▶ **Provided material**:

— START —

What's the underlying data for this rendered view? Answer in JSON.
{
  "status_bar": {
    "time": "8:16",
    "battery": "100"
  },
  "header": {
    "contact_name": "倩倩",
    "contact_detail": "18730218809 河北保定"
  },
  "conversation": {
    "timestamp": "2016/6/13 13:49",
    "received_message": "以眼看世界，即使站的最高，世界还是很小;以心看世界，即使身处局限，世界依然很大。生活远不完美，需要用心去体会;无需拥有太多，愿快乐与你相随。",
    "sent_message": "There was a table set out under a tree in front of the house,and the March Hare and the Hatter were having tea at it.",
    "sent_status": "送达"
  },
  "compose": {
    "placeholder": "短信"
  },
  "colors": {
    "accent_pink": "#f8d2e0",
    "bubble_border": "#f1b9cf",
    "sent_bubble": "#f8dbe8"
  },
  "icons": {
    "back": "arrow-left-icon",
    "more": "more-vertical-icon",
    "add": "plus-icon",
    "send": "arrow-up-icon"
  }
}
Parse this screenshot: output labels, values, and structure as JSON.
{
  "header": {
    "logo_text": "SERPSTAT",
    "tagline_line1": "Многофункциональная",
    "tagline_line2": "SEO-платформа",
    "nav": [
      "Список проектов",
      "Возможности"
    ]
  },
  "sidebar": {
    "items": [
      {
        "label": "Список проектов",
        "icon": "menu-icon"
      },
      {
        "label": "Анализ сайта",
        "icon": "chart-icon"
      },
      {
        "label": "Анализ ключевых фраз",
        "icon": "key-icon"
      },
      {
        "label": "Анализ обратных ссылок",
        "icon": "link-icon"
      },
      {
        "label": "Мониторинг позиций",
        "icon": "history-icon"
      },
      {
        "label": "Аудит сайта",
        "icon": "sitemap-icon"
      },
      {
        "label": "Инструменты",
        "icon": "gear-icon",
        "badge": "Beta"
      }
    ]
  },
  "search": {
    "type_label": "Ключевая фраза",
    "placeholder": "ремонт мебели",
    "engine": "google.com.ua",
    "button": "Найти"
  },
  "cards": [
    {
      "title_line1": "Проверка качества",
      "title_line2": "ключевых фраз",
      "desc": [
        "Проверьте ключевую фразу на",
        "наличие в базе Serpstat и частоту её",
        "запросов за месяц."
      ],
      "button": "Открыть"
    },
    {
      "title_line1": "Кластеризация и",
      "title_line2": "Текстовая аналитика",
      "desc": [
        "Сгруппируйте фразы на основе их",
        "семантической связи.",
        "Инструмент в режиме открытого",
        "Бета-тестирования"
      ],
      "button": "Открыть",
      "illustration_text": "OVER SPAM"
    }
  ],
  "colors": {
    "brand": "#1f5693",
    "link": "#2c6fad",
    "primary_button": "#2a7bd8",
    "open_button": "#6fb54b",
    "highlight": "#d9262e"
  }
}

— END —

▶ **Task statement**: Recopy the entries above exactly, with every line included.

▶ **Task response**:
What's the underlying data for this rendered view? Answer in JSON.
{
  "status_bar": {
    "time": "8:16",
    "battery": "100"
  },
  "header": {
    "contact_name": "倩倩",
    "contact_detail": "18730218809 河北保定"
  },
  "conversation": {
    "timestamp": "2016/6/13 13:49",
    "received_message": "以眼看世界，即使站的最高，世界还是很小;以心看世界，即使身处局限，世界依然很大。生活远不完美，需要用心去体会;无需拥有太多，愿快乐与你相随。",
    "sent_message": "There was a table set out under a tree in front of the house,and the March Hare and the Hatter were having tea at it.",
    "sent_status": "送达"
  },
  "compose": {
    "placeholder": "短信"
  },
  "colors": {
    "accent_pink": "#f8d2e0",
    "bubble_border": "#f1b9cf",
    "sent_bubble": "#f8dbe8"
  },
  "icons": {
    "back": "arrow-left-icon",
    "more": "more-vertical-icon",
    "add": "plus-icon",
    "send": "arrow-up-icon"
  }
}
Parse this screenshot: output labels, values, and structure as JSON.
{
  "header": {
    "logo_text": "SERPSTAT",
    "tagline_line1": "Многофункциональная",
    "tagline_line2": "SEO-платформа",
    "nav": [
      "Список проектов",
      "Возможности"
    ]
  },
  "sidebar": {
    "items": [
      {
        "label": "Список проектов",
        "icon": "menu-icon"
      },
      {
        "label": "Анализ сайта",
        "icon": "chart-icon"
      },
      {
        "label": "Анализ ключевых фраз",
        "icon": "key-icon"
      },
      {
        "label": "Анализ обратных ссылок",
        "icon": "link-icon"
      },
      {
        "label": "Мониторинг позиций",
        "icon": "history-icon"
      },
      {
        "label": "Аудит сайта",
        "icon": "sitemap-icon"
      },
      {
        "label": "Инструменты",
        "icon": "gear-icon",
        "badge": "Beta"
      }
    ]
  },
  "search": {
    "type_label": "Ключевая фраза",
    "placeholder": "ремонт мебели",
    "engine": "google.com.ua",
    "button": "Найти"
  },
  "cards": [
    {
      "title_line1": "Проверка качества",
      "title_line2": "ключевых фраз",
      "desc": [
        "Проверьте ключевую фразу на",
        "наличие в базе Serpstat и частоту её",
        "запросов за месяц."
      ],
      "button": "Открыть"
    },
    {
      "title_line1": "Кластеризация и",
      "title_line2": "Текстовая аналитика",
      "desc": [
        "Сгруппируйте фразы на основе их",
        "семантической связи.",
        "Инструмент в режиме открытого",
        "Бета-тестирования"
      ],
      "button": "Открыть",
      "illustration_text": "OVER SPAM"
    }
  ],
  "colors": {
    "brand": "#1f5693",
    "link": "#2c6fad",
    "primary_button": "#2a7bd8",
    "open_button": "#6fb54b",
    "highlight": "#d9262e"
  }
}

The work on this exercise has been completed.